Records about charts and figures
++++

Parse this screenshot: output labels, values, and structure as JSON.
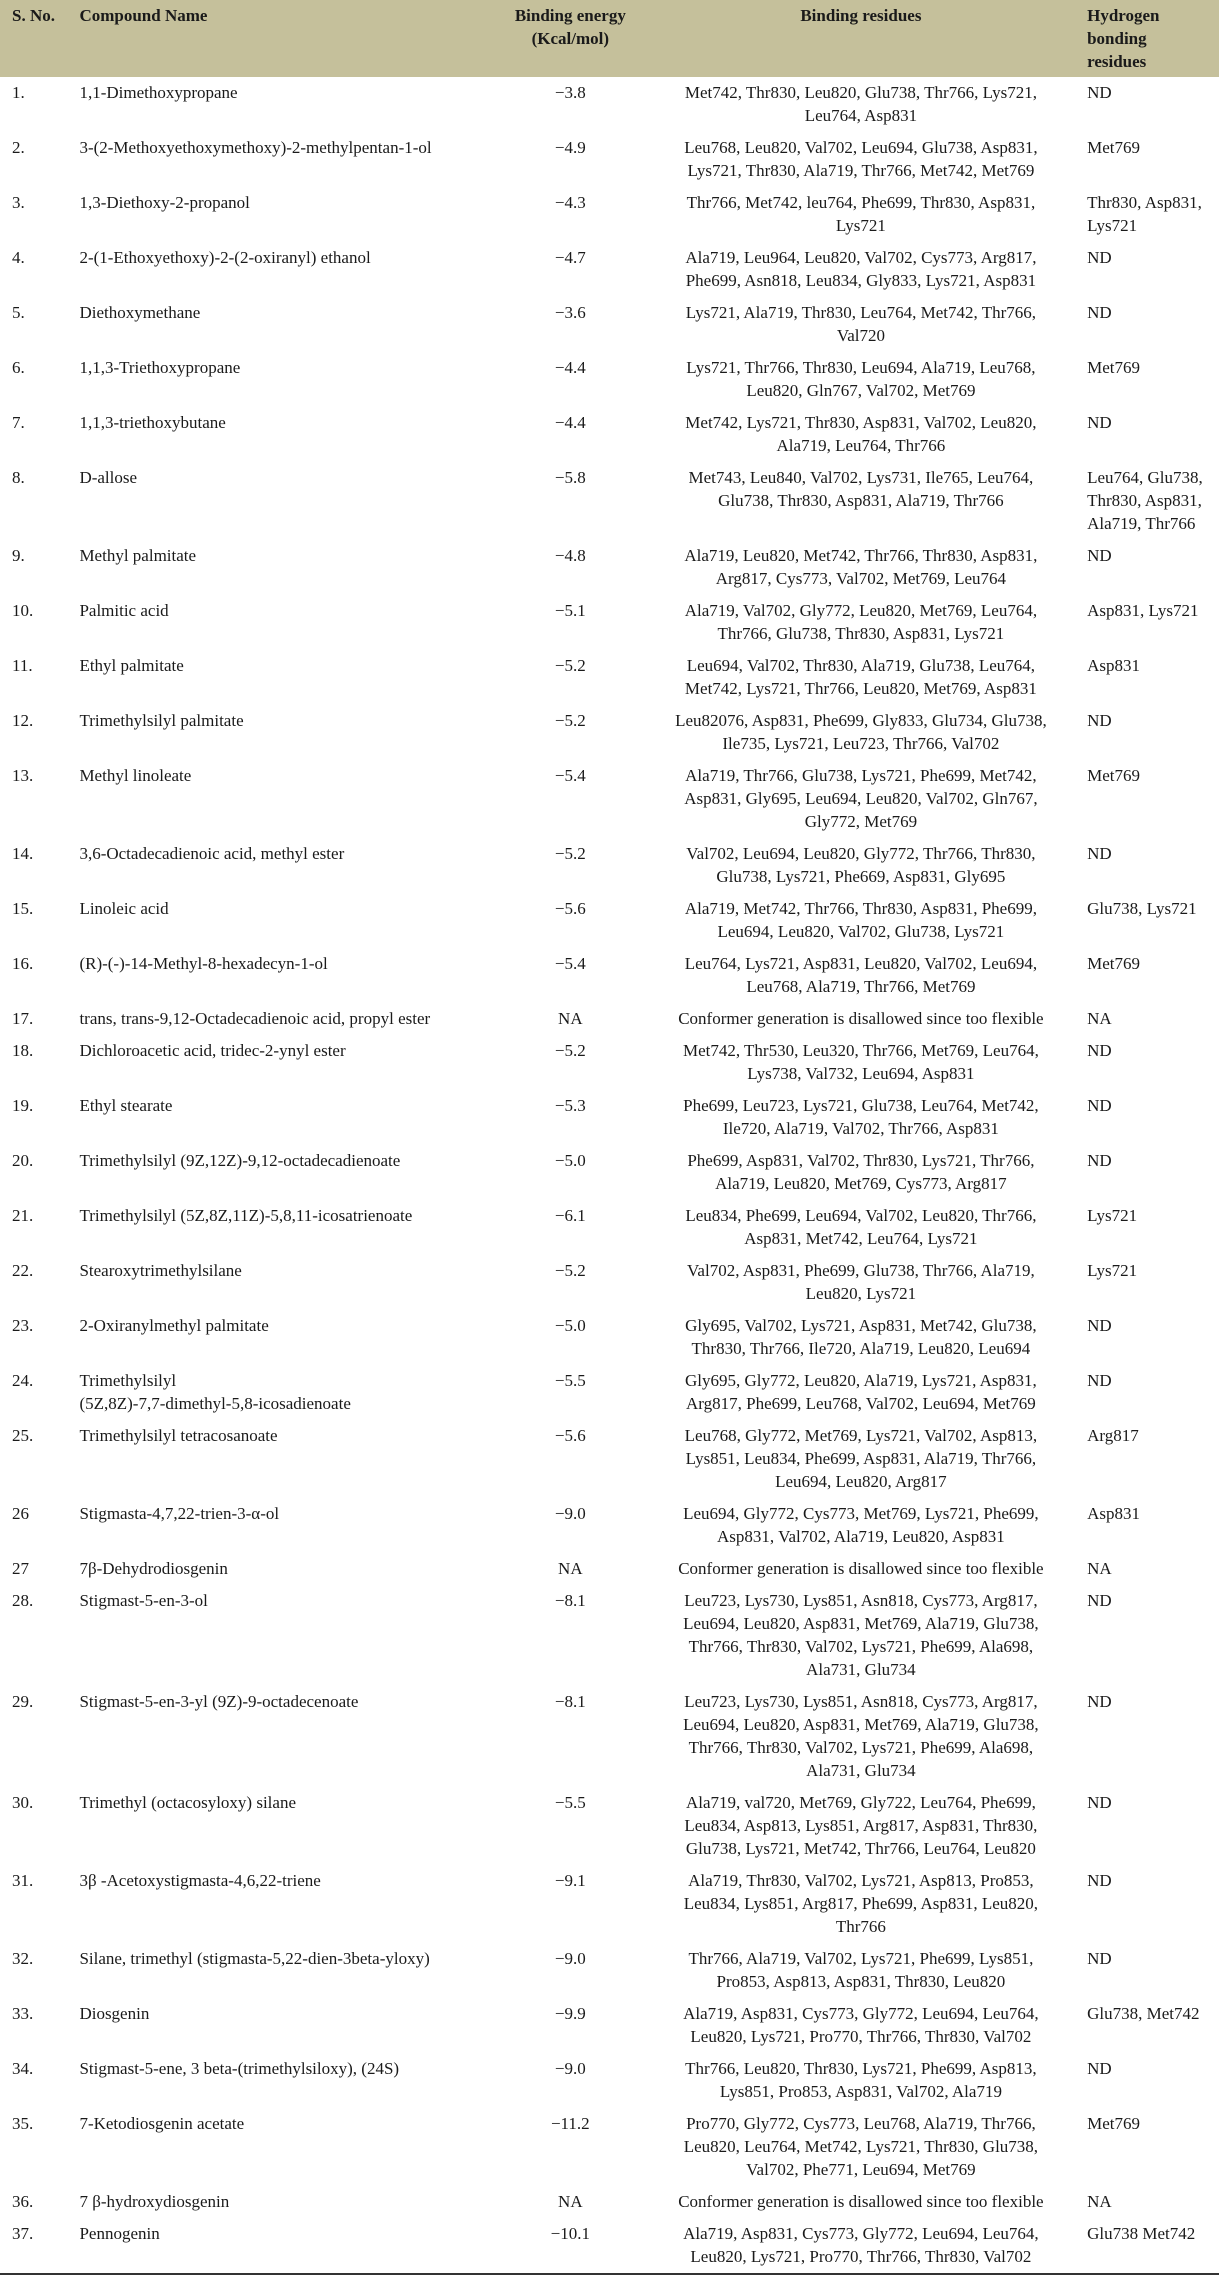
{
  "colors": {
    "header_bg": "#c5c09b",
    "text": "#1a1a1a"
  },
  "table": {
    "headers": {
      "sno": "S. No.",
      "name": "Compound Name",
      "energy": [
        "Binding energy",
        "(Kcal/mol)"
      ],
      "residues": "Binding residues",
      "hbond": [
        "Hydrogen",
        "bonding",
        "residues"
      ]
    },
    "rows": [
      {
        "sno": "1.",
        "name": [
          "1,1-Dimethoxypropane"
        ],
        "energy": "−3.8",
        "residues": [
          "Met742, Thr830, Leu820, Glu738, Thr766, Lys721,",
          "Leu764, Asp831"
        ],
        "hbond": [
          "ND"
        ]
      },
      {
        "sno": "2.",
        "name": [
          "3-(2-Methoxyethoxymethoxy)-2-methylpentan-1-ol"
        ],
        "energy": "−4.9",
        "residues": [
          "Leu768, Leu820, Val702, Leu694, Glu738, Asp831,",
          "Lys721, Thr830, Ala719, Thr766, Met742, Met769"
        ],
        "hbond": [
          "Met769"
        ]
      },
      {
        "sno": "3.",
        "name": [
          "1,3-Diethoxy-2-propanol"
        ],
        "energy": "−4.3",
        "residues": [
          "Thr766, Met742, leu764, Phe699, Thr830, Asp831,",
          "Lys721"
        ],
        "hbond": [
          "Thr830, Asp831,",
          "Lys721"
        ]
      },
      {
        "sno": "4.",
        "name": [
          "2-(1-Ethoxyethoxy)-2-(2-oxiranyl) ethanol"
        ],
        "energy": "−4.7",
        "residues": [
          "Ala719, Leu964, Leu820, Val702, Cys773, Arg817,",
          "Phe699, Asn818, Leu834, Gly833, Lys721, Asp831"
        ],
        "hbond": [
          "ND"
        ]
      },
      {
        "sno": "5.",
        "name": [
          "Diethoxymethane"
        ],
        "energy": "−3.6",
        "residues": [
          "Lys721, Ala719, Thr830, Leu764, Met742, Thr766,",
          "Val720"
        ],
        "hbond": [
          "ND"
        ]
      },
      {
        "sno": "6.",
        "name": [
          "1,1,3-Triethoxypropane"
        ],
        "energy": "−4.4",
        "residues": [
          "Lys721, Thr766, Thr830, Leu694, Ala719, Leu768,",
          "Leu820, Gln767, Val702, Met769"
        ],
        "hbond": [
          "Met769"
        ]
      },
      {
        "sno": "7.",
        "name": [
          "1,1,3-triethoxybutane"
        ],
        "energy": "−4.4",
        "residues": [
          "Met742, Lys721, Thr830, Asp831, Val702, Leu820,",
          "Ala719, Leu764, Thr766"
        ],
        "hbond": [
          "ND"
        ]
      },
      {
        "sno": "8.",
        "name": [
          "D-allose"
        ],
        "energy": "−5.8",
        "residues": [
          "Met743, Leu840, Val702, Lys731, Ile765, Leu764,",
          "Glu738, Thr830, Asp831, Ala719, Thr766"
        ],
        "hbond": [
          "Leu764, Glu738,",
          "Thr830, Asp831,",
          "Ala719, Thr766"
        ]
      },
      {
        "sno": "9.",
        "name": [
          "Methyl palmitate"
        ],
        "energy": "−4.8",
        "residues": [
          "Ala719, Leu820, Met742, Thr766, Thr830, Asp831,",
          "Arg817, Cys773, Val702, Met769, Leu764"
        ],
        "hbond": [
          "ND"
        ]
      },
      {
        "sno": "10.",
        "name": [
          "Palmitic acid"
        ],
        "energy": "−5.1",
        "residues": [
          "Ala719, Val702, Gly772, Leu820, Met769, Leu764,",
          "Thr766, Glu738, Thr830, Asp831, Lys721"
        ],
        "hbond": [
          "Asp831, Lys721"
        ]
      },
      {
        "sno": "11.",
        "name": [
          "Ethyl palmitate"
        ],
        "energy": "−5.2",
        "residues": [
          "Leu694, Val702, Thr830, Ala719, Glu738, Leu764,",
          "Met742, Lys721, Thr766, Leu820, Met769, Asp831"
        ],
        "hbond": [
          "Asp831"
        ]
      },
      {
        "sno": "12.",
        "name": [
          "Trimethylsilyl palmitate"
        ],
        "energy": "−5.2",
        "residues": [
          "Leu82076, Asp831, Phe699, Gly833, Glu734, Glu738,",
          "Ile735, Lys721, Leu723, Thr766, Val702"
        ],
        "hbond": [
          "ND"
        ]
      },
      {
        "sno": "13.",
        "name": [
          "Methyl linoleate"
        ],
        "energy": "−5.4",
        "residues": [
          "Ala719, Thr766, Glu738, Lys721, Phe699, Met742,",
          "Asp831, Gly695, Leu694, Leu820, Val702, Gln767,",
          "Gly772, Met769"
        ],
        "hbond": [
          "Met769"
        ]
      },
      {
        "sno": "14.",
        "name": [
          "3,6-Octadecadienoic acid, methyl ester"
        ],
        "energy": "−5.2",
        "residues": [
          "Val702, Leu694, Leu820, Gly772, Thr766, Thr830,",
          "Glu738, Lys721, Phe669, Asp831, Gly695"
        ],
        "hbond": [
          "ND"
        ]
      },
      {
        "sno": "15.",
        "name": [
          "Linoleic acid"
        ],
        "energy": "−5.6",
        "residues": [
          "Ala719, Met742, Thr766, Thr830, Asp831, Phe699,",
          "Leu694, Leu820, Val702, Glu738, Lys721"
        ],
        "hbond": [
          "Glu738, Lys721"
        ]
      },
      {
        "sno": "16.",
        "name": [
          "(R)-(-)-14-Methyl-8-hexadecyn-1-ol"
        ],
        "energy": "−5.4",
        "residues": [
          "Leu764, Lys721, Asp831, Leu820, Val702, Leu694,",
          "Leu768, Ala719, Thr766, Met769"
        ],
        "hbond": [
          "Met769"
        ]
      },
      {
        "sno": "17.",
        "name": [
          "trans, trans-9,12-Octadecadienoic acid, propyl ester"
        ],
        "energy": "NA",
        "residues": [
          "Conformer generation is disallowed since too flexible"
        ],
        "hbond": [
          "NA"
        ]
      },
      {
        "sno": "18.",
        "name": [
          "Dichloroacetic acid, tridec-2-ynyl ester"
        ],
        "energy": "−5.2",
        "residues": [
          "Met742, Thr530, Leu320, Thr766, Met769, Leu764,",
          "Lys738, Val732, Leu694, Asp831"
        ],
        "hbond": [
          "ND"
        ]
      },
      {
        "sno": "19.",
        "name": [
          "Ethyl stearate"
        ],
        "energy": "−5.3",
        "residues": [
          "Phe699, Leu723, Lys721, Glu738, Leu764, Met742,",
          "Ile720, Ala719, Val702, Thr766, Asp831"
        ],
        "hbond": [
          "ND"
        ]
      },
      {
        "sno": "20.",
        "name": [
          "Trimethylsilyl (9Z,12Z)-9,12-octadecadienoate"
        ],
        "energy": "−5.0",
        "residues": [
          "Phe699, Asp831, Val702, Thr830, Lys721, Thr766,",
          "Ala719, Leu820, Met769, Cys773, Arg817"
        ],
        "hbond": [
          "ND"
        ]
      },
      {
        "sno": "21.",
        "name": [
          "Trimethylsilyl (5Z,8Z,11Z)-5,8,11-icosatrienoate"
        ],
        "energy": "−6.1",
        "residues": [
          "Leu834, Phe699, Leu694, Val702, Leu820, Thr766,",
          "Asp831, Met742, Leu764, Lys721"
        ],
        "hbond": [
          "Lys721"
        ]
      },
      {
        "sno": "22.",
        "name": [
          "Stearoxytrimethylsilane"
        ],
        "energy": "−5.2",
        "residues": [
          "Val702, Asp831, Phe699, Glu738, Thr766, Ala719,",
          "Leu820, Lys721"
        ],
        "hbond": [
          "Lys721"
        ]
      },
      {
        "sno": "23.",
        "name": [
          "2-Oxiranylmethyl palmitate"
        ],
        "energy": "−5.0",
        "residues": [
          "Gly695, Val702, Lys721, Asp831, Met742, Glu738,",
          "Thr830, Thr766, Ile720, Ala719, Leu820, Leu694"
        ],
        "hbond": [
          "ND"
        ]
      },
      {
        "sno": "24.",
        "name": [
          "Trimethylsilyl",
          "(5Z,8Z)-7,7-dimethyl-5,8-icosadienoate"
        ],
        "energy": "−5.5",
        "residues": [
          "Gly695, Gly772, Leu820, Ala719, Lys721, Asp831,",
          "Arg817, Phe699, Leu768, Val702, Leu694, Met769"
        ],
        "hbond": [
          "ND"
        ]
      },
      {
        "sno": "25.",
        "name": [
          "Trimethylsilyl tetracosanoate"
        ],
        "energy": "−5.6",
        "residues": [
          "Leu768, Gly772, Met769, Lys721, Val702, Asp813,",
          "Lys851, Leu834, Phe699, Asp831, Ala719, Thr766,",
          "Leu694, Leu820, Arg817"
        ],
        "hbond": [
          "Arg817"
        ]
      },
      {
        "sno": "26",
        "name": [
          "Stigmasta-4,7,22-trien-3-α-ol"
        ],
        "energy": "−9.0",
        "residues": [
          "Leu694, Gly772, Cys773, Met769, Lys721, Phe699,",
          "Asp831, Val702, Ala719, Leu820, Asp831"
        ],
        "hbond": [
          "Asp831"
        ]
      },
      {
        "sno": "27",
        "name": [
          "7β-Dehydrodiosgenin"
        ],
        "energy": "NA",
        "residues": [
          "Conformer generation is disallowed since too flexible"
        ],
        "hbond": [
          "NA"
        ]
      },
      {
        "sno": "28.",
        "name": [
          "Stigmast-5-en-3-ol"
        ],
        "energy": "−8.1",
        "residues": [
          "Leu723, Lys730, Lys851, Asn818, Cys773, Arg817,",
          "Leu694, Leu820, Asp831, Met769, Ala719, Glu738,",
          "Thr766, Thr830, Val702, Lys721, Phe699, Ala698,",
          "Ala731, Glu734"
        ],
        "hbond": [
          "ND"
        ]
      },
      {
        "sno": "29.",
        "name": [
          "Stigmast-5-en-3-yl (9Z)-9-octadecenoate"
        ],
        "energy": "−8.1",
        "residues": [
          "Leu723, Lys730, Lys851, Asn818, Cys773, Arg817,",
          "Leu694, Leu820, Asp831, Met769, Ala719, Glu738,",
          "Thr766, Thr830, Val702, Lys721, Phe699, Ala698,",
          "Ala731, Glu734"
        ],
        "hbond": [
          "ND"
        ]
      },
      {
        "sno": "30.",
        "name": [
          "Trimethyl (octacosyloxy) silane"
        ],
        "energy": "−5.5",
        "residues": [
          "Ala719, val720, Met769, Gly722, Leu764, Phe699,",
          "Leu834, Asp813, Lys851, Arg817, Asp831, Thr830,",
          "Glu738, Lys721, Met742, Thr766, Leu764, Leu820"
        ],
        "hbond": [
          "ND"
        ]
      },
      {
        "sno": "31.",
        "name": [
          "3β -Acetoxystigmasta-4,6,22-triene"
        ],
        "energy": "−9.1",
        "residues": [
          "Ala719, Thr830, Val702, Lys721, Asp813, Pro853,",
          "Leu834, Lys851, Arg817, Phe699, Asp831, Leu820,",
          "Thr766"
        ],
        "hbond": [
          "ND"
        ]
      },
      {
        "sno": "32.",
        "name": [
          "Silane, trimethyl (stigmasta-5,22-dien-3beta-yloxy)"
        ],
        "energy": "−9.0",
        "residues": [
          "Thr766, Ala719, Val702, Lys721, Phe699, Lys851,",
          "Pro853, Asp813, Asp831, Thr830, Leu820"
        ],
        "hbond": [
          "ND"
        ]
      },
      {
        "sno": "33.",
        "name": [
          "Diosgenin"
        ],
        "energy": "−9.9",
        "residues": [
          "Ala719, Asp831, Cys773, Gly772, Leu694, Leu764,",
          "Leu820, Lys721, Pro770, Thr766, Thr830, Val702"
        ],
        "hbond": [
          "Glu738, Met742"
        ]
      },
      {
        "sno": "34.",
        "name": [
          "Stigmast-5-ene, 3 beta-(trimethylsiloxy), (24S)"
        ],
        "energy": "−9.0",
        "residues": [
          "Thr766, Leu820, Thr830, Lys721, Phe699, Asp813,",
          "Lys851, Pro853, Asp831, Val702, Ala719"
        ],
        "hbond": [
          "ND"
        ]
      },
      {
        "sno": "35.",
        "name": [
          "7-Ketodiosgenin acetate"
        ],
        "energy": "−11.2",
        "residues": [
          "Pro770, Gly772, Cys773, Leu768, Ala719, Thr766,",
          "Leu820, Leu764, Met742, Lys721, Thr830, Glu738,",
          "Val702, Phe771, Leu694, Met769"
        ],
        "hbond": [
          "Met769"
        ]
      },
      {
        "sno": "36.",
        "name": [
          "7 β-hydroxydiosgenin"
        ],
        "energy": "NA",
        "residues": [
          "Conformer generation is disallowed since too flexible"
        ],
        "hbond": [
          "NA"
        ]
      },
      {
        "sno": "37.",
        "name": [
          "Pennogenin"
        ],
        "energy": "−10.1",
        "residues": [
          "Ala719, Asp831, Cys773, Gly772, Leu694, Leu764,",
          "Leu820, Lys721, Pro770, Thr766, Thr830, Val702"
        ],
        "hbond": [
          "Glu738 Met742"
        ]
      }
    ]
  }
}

++++

In the listing above, locate each line with "ester" and copy it.

RESPONSE:
          "3,6-Octadecadienoic acid, methyl ester"
          "trans, trans-9,12-Octadecadienoic acid, propyl ester"
          "Dichloroacetic acid, tridec-2-ynyl ester"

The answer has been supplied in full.